● Written problem
What lines of the data include the string "watch"? Copy them all.
[start Supplied data]
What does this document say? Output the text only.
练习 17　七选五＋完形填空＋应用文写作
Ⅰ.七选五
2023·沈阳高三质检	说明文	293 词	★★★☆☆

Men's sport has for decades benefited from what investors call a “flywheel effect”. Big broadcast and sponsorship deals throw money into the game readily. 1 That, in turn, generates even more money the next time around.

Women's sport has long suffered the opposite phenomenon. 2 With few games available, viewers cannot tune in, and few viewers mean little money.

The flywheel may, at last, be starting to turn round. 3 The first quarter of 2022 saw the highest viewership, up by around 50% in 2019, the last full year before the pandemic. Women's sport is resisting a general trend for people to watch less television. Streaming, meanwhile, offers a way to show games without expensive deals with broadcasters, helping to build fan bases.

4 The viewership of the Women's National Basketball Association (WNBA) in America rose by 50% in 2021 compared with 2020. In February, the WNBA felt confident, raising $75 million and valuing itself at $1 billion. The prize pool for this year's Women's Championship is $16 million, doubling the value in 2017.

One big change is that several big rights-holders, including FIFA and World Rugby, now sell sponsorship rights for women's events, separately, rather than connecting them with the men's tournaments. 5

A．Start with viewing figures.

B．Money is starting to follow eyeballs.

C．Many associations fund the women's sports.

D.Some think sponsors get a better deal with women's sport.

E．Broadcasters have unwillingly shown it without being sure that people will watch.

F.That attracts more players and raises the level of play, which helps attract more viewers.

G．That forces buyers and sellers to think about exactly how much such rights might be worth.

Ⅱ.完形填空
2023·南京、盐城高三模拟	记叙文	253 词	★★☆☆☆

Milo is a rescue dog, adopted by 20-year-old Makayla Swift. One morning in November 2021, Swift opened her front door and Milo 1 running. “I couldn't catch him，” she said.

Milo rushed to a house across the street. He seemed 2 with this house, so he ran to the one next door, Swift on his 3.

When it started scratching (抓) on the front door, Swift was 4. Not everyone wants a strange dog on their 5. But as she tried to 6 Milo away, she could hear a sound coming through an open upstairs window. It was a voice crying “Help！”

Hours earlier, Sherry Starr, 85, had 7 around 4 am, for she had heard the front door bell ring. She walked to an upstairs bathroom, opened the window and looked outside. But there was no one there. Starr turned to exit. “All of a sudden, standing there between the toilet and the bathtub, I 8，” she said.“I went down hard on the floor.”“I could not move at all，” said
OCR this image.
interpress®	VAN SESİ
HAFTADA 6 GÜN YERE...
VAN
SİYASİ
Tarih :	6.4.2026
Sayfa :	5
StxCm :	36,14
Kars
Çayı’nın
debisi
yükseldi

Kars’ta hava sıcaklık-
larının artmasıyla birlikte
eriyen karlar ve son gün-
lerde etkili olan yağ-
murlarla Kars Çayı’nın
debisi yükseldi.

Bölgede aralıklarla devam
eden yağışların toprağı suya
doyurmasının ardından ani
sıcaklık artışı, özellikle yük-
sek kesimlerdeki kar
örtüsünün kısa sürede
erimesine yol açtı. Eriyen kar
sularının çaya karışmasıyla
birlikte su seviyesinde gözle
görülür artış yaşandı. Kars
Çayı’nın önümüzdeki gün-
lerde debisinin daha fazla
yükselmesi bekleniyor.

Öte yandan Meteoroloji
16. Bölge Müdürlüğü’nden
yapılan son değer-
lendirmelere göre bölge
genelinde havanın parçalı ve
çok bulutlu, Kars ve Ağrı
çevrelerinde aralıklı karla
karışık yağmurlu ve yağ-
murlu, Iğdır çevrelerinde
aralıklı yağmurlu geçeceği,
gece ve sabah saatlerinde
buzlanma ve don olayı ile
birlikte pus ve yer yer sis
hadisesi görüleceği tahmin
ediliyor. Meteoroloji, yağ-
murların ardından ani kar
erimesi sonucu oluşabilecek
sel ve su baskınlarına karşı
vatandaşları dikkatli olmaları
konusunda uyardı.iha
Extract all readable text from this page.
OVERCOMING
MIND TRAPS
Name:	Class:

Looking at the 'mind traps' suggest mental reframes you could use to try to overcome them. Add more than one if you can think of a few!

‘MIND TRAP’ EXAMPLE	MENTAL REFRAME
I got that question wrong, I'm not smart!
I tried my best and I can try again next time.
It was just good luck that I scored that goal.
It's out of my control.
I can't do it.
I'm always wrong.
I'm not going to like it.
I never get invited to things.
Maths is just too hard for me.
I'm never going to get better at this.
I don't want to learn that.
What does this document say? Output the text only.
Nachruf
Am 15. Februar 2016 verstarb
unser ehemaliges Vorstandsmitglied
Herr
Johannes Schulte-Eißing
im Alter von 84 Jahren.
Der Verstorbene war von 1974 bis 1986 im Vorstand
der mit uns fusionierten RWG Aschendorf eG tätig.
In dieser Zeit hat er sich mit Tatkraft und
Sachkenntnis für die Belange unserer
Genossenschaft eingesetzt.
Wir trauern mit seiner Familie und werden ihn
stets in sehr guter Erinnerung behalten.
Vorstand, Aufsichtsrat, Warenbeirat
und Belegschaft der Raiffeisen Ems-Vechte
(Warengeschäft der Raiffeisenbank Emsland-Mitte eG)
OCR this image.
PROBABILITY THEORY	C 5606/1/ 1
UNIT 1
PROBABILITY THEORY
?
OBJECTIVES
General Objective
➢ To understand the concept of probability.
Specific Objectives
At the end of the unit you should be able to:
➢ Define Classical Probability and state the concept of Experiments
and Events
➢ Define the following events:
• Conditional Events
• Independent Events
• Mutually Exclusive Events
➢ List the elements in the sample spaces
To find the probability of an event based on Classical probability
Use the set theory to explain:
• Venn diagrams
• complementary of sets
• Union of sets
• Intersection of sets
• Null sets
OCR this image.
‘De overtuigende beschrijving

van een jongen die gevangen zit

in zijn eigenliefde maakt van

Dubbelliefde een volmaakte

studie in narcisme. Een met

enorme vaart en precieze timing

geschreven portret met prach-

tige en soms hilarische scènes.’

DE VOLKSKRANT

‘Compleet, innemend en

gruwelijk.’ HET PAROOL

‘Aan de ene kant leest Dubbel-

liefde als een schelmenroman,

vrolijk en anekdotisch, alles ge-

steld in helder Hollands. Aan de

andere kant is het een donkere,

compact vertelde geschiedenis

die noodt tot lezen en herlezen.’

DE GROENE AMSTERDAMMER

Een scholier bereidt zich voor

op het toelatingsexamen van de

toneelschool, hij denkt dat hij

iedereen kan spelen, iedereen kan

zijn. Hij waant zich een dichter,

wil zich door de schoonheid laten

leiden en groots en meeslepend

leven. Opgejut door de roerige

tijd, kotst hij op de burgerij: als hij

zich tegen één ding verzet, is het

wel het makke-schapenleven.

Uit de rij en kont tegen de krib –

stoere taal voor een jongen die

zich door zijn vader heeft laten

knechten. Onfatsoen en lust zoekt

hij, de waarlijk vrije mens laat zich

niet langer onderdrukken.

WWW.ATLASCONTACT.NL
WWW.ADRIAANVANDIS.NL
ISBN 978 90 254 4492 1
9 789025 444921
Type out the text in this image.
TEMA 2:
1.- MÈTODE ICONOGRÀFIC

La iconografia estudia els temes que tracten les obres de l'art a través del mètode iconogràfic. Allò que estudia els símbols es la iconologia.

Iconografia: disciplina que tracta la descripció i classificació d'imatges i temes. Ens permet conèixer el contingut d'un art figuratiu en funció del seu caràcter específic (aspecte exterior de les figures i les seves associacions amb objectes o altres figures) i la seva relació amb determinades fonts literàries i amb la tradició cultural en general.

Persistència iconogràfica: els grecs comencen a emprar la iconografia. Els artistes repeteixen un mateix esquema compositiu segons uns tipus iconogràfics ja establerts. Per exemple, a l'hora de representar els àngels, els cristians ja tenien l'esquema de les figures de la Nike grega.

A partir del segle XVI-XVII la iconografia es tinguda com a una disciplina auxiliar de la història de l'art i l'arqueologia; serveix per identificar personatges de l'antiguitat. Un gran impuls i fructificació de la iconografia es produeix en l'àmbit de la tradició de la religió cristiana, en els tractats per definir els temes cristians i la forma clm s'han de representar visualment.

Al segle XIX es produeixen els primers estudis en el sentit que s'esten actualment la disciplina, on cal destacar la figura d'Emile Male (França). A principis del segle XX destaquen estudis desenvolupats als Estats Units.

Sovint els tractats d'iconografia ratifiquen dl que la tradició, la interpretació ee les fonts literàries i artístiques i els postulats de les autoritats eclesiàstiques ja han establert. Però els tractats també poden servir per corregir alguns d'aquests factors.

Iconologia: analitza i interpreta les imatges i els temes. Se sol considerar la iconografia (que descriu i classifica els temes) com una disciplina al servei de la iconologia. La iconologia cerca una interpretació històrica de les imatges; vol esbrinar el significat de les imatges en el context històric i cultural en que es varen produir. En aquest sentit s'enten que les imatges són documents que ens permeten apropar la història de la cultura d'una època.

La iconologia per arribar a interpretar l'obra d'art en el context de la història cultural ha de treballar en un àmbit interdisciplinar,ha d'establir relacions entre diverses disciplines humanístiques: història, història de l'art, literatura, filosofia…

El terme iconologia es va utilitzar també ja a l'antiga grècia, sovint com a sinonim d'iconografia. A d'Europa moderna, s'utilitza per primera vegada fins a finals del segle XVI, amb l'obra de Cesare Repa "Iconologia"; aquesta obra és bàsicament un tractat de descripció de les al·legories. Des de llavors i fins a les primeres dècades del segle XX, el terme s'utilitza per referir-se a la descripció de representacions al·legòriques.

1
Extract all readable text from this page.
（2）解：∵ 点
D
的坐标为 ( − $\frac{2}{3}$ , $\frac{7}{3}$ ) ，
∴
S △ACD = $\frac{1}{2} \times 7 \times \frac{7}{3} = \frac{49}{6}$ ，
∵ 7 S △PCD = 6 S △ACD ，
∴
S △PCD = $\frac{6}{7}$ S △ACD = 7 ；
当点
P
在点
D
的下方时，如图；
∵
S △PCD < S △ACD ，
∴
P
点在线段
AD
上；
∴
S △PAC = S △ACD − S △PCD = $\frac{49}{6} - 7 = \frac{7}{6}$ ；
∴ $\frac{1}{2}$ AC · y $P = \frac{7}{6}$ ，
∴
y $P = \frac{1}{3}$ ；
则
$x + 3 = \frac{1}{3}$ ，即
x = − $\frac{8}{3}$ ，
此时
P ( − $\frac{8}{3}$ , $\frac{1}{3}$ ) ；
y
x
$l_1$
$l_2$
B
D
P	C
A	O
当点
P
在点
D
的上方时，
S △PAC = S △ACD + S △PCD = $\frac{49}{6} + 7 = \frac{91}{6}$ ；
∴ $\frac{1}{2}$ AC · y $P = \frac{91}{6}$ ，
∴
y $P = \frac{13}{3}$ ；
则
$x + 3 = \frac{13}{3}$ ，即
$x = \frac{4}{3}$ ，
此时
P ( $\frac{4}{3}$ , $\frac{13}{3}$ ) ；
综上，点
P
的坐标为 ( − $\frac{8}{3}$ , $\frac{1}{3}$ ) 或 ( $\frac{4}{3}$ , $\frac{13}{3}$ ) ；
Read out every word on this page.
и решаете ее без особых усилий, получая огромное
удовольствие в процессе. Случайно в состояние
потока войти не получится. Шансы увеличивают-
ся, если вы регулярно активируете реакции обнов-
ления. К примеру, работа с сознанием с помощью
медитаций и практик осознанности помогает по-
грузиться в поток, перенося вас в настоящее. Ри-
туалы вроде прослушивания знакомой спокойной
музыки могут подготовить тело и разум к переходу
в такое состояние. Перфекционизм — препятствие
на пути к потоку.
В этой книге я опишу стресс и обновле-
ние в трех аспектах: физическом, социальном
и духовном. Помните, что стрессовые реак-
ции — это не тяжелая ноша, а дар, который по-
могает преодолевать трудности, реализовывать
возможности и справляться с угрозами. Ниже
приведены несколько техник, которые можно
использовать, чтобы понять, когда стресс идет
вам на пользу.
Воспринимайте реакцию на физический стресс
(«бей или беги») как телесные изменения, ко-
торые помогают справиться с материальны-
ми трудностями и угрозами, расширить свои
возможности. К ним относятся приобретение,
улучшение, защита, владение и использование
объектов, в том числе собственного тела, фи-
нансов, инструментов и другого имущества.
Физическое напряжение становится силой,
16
[end Supplied data]
● Exercise output
The flywheel may, at last, be starting to turn round. 3 The first quarter of 2022 saw the highest viewership, up by around 50% in 2019, the last full year before the pandemic. Women's sport is resisting a general trend for people to watch less television. Streaming, meanwhile, offers a way to show games without expensive deals with broadcasters, helping to build fan bases.
E．Broadcasters have unwillingly shown it without being sure that people will watch.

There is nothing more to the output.